* _Aim of the task_
Please rewrite the rows below, replacing "Year" with "Publication year" wherever it occurs and leaving everything else unchanged.

Stored dataset rows:
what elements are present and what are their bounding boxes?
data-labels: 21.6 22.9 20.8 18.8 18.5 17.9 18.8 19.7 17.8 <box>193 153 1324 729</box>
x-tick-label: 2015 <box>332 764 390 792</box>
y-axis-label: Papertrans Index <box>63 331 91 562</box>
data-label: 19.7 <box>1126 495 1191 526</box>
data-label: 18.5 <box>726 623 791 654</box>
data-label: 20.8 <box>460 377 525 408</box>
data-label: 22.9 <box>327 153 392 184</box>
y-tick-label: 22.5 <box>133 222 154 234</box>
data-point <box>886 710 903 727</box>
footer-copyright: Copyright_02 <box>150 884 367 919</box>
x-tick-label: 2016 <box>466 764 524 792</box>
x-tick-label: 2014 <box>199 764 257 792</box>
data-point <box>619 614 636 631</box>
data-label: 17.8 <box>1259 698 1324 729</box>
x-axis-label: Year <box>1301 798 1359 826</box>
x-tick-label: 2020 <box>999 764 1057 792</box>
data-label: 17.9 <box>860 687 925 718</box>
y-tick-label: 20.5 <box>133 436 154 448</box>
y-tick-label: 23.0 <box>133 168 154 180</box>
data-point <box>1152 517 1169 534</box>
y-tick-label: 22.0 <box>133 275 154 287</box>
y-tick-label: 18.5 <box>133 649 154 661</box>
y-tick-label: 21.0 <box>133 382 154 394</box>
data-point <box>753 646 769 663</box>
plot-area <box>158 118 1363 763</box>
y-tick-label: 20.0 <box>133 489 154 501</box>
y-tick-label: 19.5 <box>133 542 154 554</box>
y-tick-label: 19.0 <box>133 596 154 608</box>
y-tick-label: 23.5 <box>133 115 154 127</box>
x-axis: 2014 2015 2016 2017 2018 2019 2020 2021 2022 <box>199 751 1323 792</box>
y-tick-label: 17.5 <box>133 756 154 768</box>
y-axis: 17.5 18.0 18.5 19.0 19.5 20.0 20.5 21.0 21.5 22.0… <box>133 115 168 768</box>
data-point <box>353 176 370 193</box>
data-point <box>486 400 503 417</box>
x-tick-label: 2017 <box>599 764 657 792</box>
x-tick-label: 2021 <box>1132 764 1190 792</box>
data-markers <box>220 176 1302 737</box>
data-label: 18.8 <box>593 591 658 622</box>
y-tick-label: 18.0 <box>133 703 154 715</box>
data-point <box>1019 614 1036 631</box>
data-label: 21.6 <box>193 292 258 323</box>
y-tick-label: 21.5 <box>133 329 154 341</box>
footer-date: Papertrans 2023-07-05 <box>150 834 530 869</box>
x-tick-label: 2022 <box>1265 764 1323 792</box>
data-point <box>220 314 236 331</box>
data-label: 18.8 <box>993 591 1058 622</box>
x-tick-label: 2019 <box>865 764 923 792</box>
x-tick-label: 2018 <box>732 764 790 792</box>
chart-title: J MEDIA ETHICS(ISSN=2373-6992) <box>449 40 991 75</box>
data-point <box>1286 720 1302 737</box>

* _Reply to the exercise_
what elements are present and what are their bounding boxes?
data-labels: 21.6 22.9 20.8 18.8 18.5 17.9 18.8 19.7 17.8 <box>193 153 1324 729</box>
x-tick-label: 2015 <box>332 764 390 792</box>
y-axis-label: Papertrans Index <box>63 331 91 562</box>
data-label: 19.7 <box>1126 495 1191 526</box>
data-label: 18.5 <box>726 623 791 654</box>
data-label: 20.8 <box>460 377 525 408</box>
data-label: 22.9 <box>327 153 392 184</box>
y-tick-label: 22.5 <box>133 222 154 234</box>
data-point <box>886 710 903 727</box>
footer-copyright: Copyright_02 <box>150 884 367 919</box>
x-tick-label: 2016 <box>466 764 524 792</box>
x-tick-label: 2014 <box>199 764 257 792</box>
data-point <box>619 614 636 631</box>
data-label: 17.8 <box>1259 698 1324 729</box>
x-axis-label: Publication year <box>1301 798 1359 826</box>
x-tick-label: 2020 <box>999 764 1057 792</box>
data-label: 17.9 <box>860 687 925 718</box>
y-tick-label: 20.5 <box>133 436 154 448</box>
y-tick-label: 23.0 <box>133 168 154 180</box>
data-point <box>1152 517 1169 534</box>
y-tick-label: 22.0 <box>133 275 154 287</box>
y-tick-label: 18.5 <box>133 649 154 661</box>
y-tick-label: 21.0 <box>133 382 154 394</box>
data-point <box>753 646 769 663</box>
plot-area <box>158 118 1363 763</box>
y-tick-label: 20.0 <box>133 489 154 501</box>
y-tick-label: 19.5 <box>133 542 154 554</box>
y-tick-label: 19.0 <box>133 596 154 608</box>
y-tick-label: 23.5 <box>133 115 154 127</box>
x-axis: 2014 2015 2016 2017 2018 2019 2020 2021 2022 <box>199 751 1323 792</box>
y-tick-label: 17.5 <box>133 756 154 768</box>
y-axis: 17.5 18.0 18.5 19.0 19.5 20.0 20.5 21.0 21.5 22.0… <box>133 115 168 768</box>
data-point <box>353 176 370 193</box>
data-point <box>486 400 503 417</box>
x-tick-label: 2017 <box>599 764 657 792</box>
x-tick-label: 2021 <box>1132 764 1190 792</box>
data-markers <box>220 176 1302 737</box>
data-label: 18.8 <box>593 591 658 622</box>
y-tick-label: 18.0 <box>133 703 154 715</box>
data-point <box>1019 614 1036 631</box>
data-label: 21.6 <box>193 292 258 323</box>
y-tick-label: 21.5 <box>133 329 154 341</box>
footer-date: Papertrans 2023-07-05 <box>150 834 530 869</box>
x-tick-label: 2022 <box>1265 764 1323 792</box>
data-point <box>220 314 236 331</box>
data-label: 18.8 <box>993 591 1058 622</box>
x-tick-label: 2019 <box>865 764 923 792</box>
x-tick-label: 2018 <box>732 764 790 792</box>
chart-title: J MEDIA ETHICS(ISSN=2373-6992) <box>449 40 991 75</box>
data-point <box>1286 720 1302 737</box>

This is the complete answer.